[TASK REQUIREMENTS]: Below is a block of data; give all of it again word for word.

[SUPPLIED RECORDS]:
* * *

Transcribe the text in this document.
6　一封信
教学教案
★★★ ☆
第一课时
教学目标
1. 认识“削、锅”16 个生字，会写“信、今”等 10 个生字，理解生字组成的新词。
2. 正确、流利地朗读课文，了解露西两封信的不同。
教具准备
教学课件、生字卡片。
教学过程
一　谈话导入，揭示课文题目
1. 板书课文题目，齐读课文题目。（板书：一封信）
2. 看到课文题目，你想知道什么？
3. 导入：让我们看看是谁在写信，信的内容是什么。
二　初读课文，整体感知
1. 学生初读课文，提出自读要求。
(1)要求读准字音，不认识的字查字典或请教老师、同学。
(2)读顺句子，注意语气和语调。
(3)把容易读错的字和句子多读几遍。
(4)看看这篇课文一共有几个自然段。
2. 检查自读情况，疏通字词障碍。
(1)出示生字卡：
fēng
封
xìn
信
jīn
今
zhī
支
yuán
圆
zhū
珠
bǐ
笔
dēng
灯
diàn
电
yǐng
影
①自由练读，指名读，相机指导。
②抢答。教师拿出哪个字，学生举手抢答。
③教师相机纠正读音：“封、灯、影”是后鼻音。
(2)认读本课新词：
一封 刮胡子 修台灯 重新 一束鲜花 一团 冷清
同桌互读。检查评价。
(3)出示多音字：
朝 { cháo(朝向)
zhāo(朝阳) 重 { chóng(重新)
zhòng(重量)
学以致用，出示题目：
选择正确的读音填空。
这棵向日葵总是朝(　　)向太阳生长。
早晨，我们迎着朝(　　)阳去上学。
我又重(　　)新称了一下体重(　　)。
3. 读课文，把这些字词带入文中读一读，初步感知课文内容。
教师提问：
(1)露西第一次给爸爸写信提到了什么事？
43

* * *

[ANSWER TO THIS PROBLEM]:
Transcribe the text in this document.
6　一封信
教学教案
★★★ ☆
第一课时
教学目标
1. 认识“削、锅”16 个生字，会写“信、今”等 10 个生字，理解生字组成的新词。
2. 正确、流利地朗读课文，了解露西两封信的不同。
教具准备
教学课件、生字卡片。
教学过程
一　谈话导入，揭示课文题目
1. 板书课文题目，齐读课文题目。（板书：一封信）
2. 看到课文题目，你想知道什么？
3. 导入：让我们看看是谁在写信，信的内容是什么。
二　初读课文，整体感知
1. 学生初读课文，提出自读要求。
(1)要求读准字音，不认识的字查字典或请教老师、同学。
(2)读顺句子，注意语气和语调。
(3)把容易读错的字和句子多读几遍。
(4)看看这篇课文一共有几个自然段。
2. 检查自读情况，疏通字词障碍。
(1)出示生字卡：
fēng
封
xìn
信
jīn
今
zhī
支
yuán
圆
zhū
珠
bǐ
笔
dēng
灯
diàn
电
yǐng
影
①自由练读，指名读，相机指导。
②抢答。教师拿出哪个字，学生举手抢答。
③教师相机纠正读音：“封、灯、影”是后鼻音。
(2)认读本课新词：
一封 刮胡子 修台灯 重新 一束鲜花 一团 冷清
同桌互读。检查评价。
(3)出示多音字：
朝 { cháo(朝向)
zhāo(朝阳) 重 { chóng(重新)
zhòng(重量)
学以致用，出示题目：
选择正确的读音填空。
这棵向日葵总是朝(　　)向太阳生长。
早晨，我们迎着朝(　　)阳去上学。
我又重(　　)新称了一下体重(　　)。
3. 读课文，把这些字词带入文中读一读，初步感知课文内容。
教师提问：
(1)露西第一次给爸爸写信提到了什么事？
43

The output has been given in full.